[Records drawn from a dataset]
▬▬▬▬▬▬
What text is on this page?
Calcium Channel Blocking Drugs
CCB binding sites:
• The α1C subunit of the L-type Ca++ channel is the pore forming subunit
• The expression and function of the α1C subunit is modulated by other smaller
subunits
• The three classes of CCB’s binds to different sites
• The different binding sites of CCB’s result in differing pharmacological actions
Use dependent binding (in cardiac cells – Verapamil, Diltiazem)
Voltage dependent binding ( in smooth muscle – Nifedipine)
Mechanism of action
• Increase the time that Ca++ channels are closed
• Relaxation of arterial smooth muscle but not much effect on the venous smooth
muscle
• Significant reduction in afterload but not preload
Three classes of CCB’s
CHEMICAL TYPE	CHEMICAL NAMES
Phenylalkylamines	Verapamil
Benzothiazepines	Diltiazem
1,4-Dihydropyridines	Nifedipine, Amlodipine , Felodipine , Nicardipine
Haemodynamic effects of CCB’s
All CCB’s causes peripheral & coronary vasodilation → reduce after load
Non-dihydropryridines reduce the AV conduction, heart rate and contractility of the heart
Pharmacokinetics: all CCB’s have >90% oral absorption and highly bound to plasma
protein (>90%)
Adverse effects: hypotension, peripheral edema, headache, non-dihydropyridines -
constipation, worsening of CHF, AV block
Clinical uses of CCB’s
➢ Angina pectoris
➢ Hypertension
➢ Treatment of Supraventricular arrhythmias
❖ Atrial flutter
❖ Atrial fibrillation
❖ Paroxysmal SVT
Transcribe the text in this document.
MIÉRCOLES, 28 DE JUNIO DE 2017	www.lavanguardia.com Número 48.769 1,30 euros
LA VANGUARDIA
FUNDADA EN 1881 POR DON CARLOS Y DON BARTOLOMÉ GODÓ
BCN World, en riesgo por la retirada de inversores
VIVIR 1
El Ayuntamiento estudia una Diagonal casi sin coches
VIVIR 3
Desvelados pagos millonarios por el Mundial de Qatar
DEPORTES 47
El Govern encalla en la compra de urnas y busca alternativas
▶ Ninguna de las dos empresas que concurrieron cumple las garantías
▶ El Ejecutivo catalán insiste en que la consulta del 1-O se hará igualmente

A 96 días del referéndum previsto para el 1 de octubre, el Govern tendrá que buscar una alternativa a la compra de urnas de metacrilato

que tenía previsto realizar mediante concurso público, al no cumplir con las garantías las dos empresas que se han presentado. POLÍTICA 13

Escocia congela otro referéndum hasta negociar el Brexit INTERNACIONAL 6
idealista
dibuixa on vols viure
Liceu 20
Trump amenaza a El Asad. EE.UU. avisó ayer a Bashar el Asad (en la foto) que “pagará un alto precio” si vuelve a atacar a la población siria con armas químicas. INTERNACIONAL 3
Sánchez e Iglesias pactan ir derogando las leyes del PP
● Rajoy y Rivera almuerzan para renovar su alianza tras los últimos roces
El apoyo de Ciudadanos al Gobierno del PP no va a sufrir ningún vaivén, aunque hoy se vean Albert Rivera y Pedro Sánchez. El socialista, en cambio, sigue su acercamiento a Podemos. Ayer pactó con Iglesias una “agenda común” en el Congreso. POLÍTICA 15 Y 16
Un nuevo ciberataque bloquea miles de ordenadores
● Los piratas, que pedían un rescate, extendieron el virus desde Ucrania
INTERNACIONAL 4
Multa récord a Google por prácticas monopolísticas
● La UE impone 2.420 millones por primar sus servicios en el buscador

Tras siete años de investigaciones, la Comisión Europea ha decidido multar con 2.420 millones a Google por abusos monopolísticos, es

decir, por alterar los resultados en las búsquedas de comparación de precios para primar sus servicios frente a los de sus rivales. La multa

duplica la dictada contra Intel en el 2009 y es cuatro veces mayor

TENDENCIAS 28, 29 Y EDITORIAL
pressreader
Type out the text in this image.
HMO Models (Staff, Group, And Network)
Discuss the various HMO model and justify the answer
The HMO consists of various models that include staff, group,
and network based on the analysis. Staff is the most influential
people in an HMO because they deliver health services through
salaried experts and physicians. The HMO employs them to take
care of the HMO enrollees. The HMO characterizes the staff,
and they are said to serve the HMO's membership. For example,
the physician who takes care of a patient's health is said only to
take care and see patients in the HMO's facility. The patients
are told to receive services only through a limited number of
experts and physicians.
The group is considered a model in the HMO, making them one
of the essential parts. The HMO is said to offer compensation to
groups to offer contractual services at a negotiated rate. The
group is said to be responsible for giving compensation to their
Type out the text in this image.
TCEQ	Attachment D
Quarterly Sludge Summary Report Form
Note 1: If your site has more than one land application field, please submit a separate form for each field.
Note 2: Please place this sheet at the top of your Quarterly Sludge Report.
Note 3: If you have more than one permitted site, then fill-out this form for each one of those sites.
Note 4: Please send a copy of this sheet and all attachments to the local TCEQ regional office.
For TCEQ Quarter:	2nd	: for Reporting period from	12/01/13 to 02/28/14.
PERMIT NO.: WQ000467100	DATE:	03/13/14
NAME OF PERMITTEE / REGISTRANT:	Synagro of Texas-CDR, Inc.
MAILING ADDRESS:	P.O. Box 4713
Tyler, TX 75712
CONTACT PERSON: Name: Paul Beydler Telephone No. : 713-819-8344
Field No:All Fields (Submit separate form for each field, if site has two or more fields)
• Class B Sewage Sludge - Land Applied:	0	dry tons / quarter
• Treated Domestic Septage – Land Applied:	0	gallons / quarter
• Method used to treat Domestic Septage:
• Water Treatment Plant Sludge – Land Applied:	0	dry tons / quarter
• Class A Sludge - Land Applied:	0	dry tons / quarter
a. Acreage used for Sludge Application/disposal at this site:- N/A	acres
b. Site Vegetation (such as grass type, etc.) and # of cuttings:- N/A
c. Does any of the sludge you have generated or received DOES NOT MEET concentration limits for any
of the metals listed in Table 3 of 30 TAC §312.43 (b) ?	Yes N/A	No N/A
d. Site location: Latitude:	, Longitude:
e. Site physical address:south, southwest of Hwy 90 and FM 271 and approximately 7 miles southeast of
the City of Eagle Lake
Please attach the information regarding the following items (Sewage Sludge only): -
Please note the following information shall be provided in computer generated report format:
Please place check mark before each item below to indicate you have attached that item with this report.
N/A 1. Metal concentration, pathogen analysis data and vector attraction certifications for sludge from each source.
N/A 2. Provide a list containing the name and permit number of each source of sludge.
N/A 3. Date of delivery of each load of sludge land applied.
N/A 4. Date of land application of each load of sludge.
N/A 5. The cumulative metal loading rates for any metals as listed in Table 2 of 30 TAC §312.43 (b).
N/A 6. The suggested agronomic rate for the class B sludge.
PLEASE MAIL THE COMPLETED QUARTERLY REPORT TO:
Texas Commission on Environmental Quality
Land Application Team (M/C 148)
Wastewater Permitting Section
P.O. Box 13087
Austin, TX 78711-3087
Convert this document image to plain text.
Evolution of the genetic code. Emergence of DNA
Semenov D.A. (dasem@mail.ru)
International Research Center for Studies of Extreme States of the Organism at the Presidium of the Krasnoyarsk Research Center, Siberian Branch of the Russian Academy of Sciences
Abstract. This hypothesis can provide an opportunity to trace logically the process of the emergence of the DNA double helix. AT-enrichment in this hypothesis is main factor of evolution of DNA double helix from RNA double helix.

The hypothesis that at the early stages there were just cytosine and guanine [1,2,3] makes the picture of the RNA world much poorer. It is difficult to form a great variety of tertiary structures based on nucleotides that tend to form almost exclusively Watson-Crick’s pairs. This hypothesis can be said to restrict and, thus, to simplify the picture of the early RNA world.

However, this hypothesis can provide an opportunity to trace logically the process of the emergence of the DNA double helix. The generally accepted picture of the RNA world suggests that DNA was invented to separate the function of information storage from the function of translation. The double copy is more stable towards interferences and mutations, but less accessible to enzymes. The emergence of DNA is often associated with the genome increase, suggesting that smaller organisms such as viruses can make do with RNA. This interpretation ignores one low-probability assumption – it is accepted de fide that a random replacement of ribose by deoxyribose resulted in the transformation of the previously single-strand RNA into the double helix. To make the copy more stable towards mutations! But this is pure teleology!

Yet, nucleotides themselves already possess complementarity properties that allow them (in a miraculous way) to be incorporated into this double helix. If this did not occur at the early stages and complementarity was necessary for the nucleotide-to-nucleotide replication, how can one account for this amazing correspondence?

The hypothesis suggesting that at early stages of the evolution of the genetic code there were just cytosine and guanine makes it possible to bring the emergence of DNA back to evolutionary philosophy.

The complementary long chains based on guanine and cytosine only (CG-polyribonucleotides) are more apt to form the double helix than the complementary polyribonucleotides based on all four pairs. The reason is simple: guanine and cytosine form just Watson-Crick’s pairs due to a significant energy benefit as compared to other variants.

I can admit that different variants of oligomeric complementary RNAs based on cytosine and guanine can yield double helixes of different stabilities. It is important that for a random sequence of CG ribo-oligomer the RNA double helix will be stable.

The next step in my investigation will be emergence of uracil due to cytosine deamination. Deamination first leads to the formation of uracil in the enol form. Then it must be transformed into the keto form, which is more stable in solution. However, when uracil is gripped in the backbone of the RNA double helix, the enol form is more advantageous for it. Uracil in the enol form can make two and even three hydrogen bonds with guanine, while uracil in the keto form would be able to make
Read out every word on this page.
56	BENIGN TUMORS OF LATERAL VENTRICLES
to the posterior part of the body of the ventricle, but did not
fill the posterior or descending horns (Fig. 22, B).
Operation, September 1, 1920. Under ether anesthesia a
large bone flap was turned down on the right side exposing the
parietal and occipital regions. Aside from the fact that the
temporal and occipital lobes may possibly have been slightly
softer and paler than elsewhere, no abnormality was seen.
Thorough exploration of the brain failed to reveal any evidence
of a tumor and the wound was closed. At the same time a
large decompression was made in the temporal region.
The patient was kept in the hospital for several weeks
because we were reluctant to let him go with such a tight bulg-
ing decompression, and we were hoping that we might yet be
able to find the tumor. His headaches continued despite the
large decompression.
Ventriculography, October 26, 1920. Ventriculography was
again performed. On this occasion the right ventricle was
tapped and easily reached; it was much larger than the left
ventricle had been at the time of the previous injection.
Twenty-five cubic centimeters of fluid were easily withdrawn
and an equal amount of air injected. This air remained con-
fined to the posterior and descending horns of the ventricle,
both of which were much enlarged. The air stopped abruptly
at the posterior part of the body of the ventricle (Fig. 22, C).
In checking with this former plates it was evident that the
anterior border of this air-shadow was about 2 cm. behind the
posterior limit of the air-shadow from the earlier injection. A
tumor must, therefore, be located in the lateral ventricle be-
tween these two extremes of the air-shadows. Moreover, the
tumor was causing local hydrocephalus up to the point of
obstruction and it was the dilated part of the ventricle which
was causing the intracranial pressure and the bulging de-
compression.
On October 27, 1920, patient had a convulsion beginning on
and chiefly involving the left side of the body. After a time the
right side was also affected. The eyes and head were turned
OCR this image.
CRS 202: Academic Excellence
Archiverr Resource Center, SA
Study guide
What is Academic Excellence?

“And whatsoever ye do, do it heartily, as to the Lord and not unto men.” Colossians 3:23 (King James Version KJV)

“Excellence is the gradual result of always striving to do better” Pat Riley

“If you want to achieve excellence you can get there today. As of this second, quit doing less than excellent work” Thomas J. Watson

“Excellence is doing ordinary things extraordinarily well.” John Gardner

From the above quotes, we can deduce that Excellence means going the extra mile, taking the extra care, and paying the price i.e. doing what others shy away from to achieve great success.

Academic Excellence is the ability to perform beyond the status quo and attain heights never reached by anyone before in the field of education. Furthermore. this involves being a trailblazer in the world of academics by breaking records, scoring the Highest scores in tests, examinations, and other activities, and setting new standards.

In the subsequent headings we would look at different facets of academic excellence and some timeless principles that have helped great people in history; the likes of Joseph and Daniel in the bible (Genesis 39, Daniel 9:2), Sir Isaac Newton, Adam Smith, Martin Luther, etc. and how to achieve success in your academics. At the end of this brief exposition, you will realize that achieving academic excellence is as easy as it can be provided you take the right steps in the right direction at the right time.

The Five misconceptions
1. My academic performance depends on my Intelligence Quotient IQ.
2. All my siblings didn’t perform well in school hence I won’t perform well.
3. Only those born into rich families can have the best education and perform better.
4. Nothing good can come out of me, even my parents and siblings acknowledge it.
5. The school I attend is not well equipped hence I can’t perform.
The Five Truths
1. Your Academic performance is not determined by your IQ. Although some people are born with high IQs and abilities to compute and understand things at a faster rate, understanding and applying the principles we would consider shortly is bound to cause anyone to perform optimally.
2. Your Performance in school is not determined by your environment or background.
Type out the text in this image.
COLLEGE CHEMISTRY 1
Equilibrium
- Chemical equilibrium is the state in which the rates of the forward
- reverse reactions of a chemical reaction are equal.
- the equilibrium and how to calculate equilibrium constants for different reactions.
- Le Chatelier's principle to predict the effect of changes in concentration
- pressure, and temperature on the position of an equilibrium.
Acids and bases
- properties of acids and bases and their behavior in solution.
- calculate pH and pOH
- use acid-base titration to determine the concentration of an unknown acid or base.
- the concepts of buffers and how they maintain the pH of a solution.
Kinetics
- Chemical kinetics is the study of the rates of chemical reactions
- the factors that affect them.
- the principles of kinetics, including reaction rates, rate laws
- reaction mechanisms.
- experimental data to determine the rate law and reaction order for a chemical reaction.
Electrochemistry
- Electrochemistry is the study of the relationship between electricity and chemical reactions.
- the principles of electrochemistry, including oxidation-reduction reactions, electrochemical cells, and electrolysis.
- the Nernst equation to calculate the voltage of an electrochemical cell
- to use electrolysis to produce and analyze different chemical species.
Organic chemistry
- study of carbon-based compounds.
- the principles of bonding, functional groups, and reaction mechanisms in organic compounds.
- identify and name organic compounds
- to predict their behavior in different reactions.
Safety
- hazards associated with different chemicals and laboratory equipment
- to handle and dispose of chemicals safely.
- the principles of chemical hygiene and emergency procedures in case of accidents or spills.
▬▬▬▬▬▬
Would you please copy all lines in the data that contain the word "those"?

Note 3: If you have more than one permitted site, then fill-out this form for each one of those sites.
3. Only those born into rich families can have the best education and perform better.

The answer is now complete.